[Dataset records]
↓↓↓

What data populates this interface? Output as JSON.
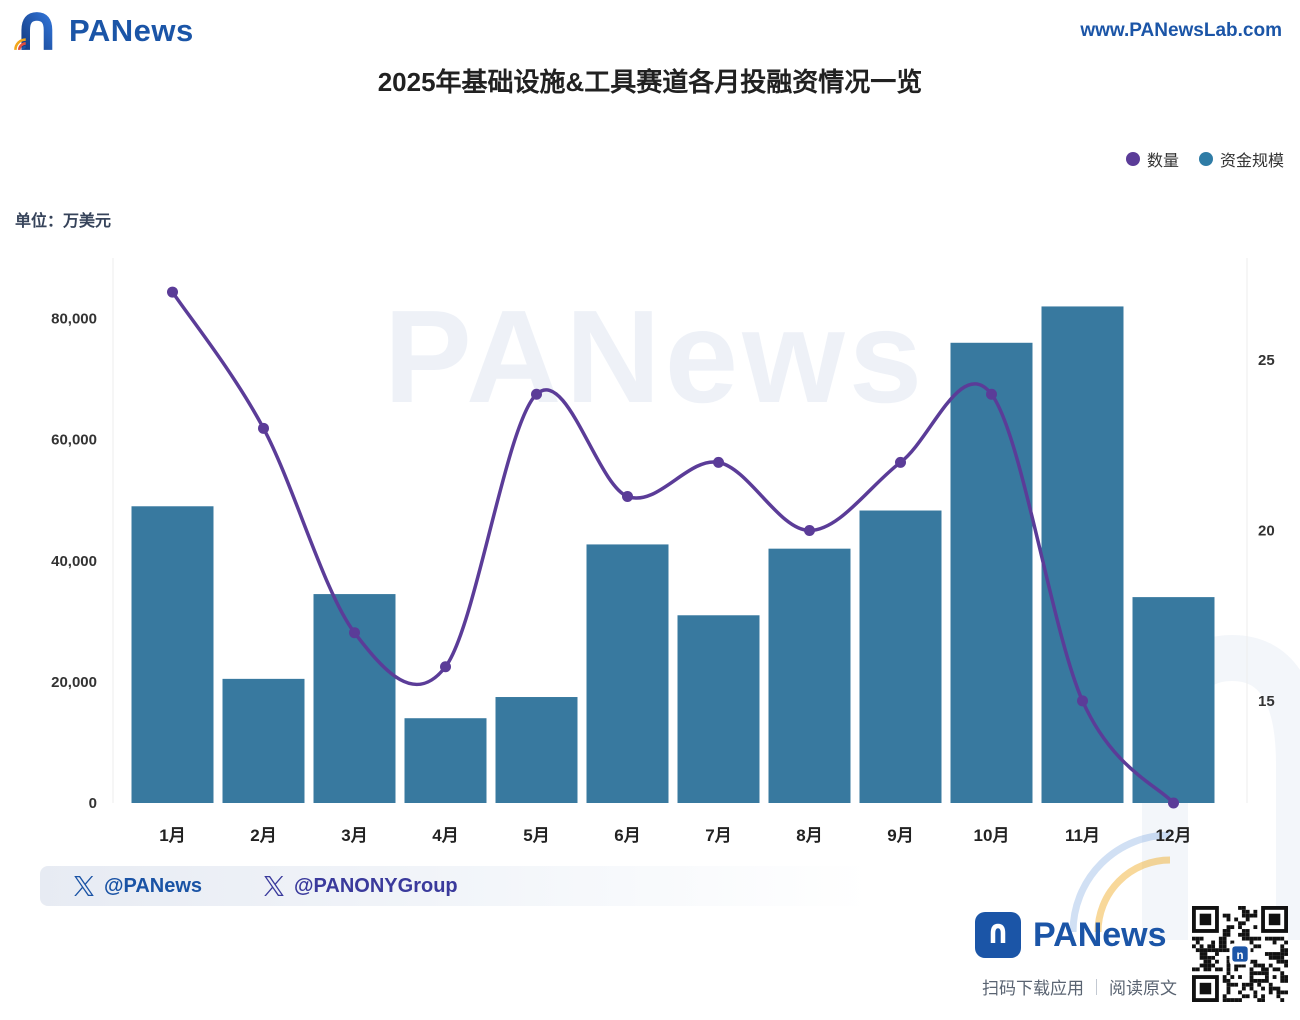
{
  "header": {
    "brand": "PANews",
    "brand_color": "#1b55a7",
    "logo_icon": "panews-arch-logo-icon",
    "website_link": "www.PANewsLab.com"
  },
  "title": "2025年基础设施&工具赛道各月投融资情况一览",
  "unit_label": "单位：万美元",
  "legend": {
    "position": "top-right",
    "items": [
      {
        "label": "数量",
        "color": "#5b3c98",
        "marker": "circle"
      },
      {
        "label": "资金规模",
        "color": "#2f7ca6",
        "marker": "circle"
      }
    ]
  },
  "chart_data": {
    "type": "combo",
    "title": "2025年基础设施&工具赛道各月投融资情况一览",
    "unit": "万美元",
    "grid": false,
    "watermark": "PANews",
    "categories": [
      "1月",
      "2月",
      "3月",
      "4月",
      "5月",
      "6月",
      "7月",
      "8月",
      "9月",
      "10月",
      "11月",
      "12月"
    ],
    "series": [
      {
        "name": "资金规模",
        "type": "bar",
        "axis": "left",
        "color": "#38799f",
        "values": [
          49000,
          20500,
          34500,
          14000,
          17500,
          42700,
          31000,
          42000,
          48300,
          76000,
          82000,
          34000
        ]
      },
      {
        "name": "数量",
        "type": "line",
        "axis": "right",
        "color": "#5b3c98",
        "values": [
          27,
          23,
          17,
          16,
          24,
          21,
          22,
          20,
          22,
          24,
          15,
          12
        ]
      }
    ],
    "left_axis": {
      "min": 0,
      "max": 90000,
      "ticks": [
        {
          "value": 0,
          "label": "0"
        },
        {
          "value": 20000,
          "label": "20,000"
        },
        {
          "value": 40000,
          "label": "40,000"
        },
        {
          "value": 60000,
          "label": "60,000"
        },
        {
          "value": 80000,
          "label": "80,000"
        }
      ]
    },
    "right_axis": {
      "min": 12,
      "max": 28,
      "ticks": [
        {
          "value": 15,
          "label": "15"
        },
        {
          "value": 20,
          "label": "20"
        },
        {
          "value": 25,
          "label": "25"
        }
      ]
    }
  },
  "footer": {
    "handles": [
      {
        "icon": "x-logo-icon",
        "label": "@PANews",
        "color": "#1a53a5"
      },
      {
        "icon": "x-logo-icon",
        "label": "@PANONYGroup",
        "color": "#3a3a9c"
      }
    ]
  },
  "bottom_bar": {
    "brand": "PANews",
    "logo_icon": "panews-badge-icon",
    "caption_download": "扫码下载应用",
    "caption_read": "阅读原文",
    "qr_icon": "qr-code"
  }
}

↑↑↑

> What you should do:
Set down the complete material exactly, but do not include the images.

> Solved exercise:
What data populates this interface? Output as JSON.
{
  "header": {
    "brand": "PANews",
    "brand_color": "#1b55a7",
    "logo_icon": "panews-arch-logo-icon",
    "website_link": "www.PANewsLab.com"
  },
  "title": "2025年基础设施&工具赛道各月投融资情况一览",
  "unit_label": "单位：万美元",
  "legend": {
    "position": "top-right",
    "items": [
      {
        "label": "数量",
        "color": "#5b3c98",
        "marker": "circle"
      },
      {
        "label": "资金规模",
        "color": "#2f7ca6",
        "marker": "circle"
      }
    ]
  },
  "chart_data": {
    "type": "combo",
    "title": "2025年基础设施&工具赛道各月投融资情况一览",
    "unit": "万美元",
    "grid": false,
    "watermark": "PANews",
    "categories": [
      "1月",
      "2月",
      "3月",
      "4月",
      "5月",
      "6月",
      "7月",
      "8月",
      "9月",
      "10月",
      "11月",
      "12月"
    ],
    "series": [
      {
        "name": "资金规模",
        "type": "bar",
        "axis": "left",
        "color": "#38799f",
        "values": [
          49000,
          20500,
          34500,
          14000,
          17500,
          42700,
          31000,
          42000,
          48300,
          76000,
          82000,
          34000
        ]
      },
      {
        "name": "数量",
        "type": "line",
        "axis": "right",
        "color": "#5b3c98",
        "values": [
          27,
          23,
          17,
          16,
          24,
          21,
          22,
          20,
          22,
          24,
          15,
          12
        ]
      }
    ],
    "left_axis": {
      "min": 0,
      "max": 90000,
      "ticks": [
        {
          "value": 0,
          "label": "0"
        },
        {
          "value": 20000,
          "label": "20,000"
        },
        {
          "value": 40000,
          "label": "40,000"
        },
        {
          "value": 60000,
          "label": "60,000"
        },
        {
          "value": 80000,
          "label": "80,000"
        }
      ]
    },
    "right_axis": {
      "min": 12,
      "max": 28,
      "ticks": [
        {
          "value": 15,
          "label": "15"
        },
        {
          "value": 20,
          "label": "20"
        },
        {
          "value": 25,
          "label": "25"
        }
      ]
    }
  },
  "footer": {
    "handles": [
      {
        "icon": "x-logo-icon",
        "label": "@PANews",
        "color": "#1a53a5"
      },
      {
        "icon": "x-logo-icon",
        "label": "@PANONYGroup",
        "color": "#3a3a9c"
      }
    ]
  },
  "bottom_bar": {
    "brand": "PANews",
    "logo_icon": "panews-badge-icon",
    "caption_download": "扫码下载应用",
    "caption_read": "阅读原文",
    "qr_icon": "qr-code"
  }
}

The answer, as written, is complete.